YOUR INSTRUCTIONS: Write out the data again exactly, skipping every picture.

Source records
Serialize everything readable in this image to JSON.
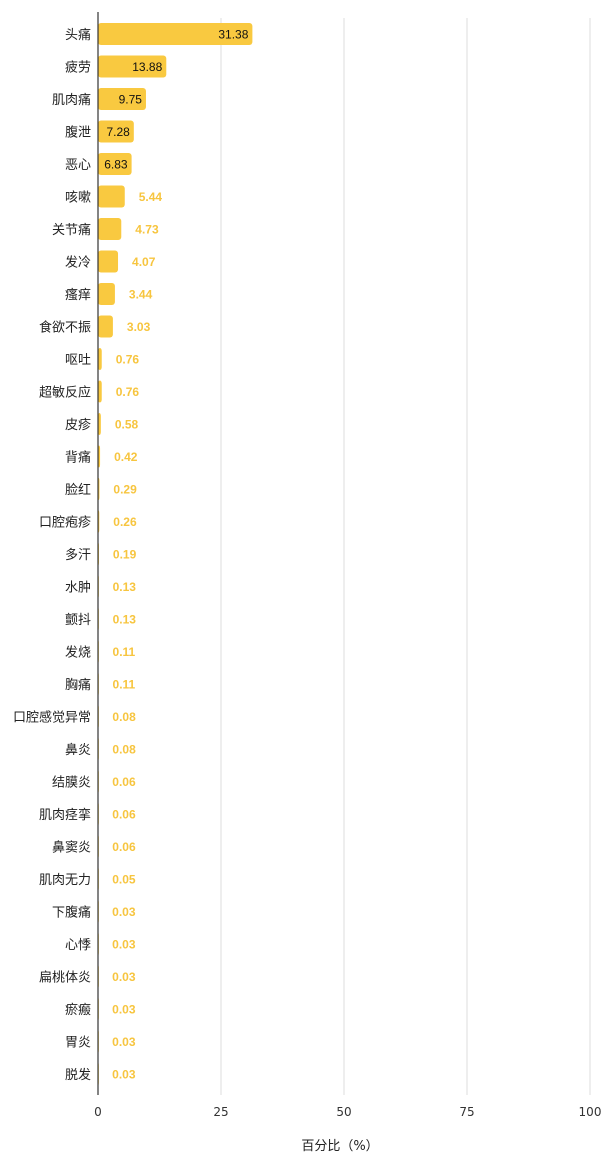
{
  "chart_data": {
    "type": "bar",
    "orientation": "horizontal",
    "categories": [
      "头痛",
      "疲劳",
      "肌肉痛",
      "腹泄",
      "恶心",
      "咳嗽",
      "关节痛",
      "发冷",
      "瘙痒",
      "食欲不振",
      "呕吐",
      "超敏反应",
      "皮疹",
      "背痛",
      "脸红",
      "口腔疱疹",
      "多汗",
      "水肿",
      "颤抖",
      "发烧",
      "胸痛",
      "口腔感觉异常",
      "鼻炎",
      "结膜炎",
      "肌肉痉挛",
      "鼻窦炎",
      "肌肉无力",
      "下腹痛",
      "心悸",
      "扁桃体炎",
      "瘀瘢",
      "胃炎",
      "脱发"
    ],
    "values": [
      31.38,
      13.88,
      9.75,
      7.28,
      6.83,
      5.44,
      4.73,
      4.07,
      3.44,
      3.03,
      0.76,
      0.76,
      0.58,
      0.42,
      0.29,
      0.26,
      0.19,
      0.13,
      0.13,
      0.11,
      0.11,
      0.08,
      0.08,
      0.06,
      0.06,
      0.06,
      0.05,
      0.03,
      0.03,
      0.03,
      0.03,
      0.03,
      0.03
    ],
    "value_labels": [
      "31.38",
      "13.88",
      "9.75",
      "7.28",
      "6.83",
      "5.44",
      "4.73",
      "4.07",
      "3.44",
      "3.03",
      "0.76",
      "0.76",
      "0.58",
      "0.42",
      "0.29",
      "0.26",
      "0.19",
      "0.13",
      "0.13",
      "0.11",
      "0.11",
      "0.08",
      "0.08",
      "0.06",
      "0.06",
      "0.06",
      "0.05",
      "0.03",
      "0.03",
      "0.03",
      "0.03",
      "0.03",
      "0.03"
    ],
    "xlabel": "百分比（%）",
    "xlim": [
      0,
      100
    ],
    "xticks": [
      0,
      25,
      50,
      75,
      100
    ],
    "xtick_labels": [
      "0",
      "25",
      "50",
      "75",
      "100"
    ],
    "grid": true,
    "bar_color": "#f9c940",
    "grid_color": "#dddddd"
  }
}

TASK OUTPUT:
Serialize everything readable in this image to JSON.
{
  "chart_data": {
    "type": "bar",
    "orientation": "horizontal",
    "categories": [
      "头痛",
      "疲劳",
      "肌肉痛",
      "腹泄",
      "恶心",
      "咳嗽",
      "关节痛",
      "发冷",
      "瘙痒",
      "食欲不振",
      "呕吐",
      "超敏反应",
      "皮疹",
      "背痛",
      "脸红",
      "口腔疱疹",
      "多汗",
      "水肿",
      "颤抖",
      "发烧",
      "胸痛",
      "口腔感觉异常",
      "鼻炎",
      "结膜炎",
      "肌肉痉挛",
      "鼻窦炎",
      "肌肉无力",
      "下腹痛",
      "心悸",
      "扁桃体炎",
      "瘀瘢",
      "胃炎",
      "脱发"
    ],
    "values": [
      31.38,
      13.88,
      9.75,
      7.28,
      6.83,
      5.44,
      4.73,
      4.07,
      3.44,
      3.03,
      0.76,
      0.76,
      0.58,
      0.42,
      0.29,
      0.26,
      0.19,
      0.13,
      0.13,
      0.11,
      0.11,
      0.08,
      0.08,
      0.06,
      0.06,
      0.06,
      0.05,
      0.03,
      0.03,
      0.03,
      0.03,
      0.03,
      0.03
    ],
    "value_labels": [
      "31.38",
      "13.88",
      "9.75",
      "7.28",
      "6.83",
      "5.44",
      "4.73",
      "4.07",
      "3.44",
      "3.03",
      "0.76",
      "0.76",
      "0.58",
      "0.42",
      "0.29",
      "0.26",
      "0.19",
      "0.13",
      "0.13",
      "0.11",
      "0.11",
      "0.08",
      "0.08",
      "0.06",
      "0.06",
      "0.06",
      "0.05",
      "0.03",
      "0.03",
      "0.03",
      "0.03",
      "0.03",
      "0.03"
    ],
    "xlabel": "百分比（%）",
    "xlim": [
      0,
      100
    ],
    "xticks": [
      0,
      25,
      50,
      75,
      100
    ],
    "xtick_labels": [
      "0",
      "25",
      "50",
      "75",
      "100"
    ],
    "grid": true,
    "bar_color": "#f9c940",
    "grid_color": "#dddddd"
  }
}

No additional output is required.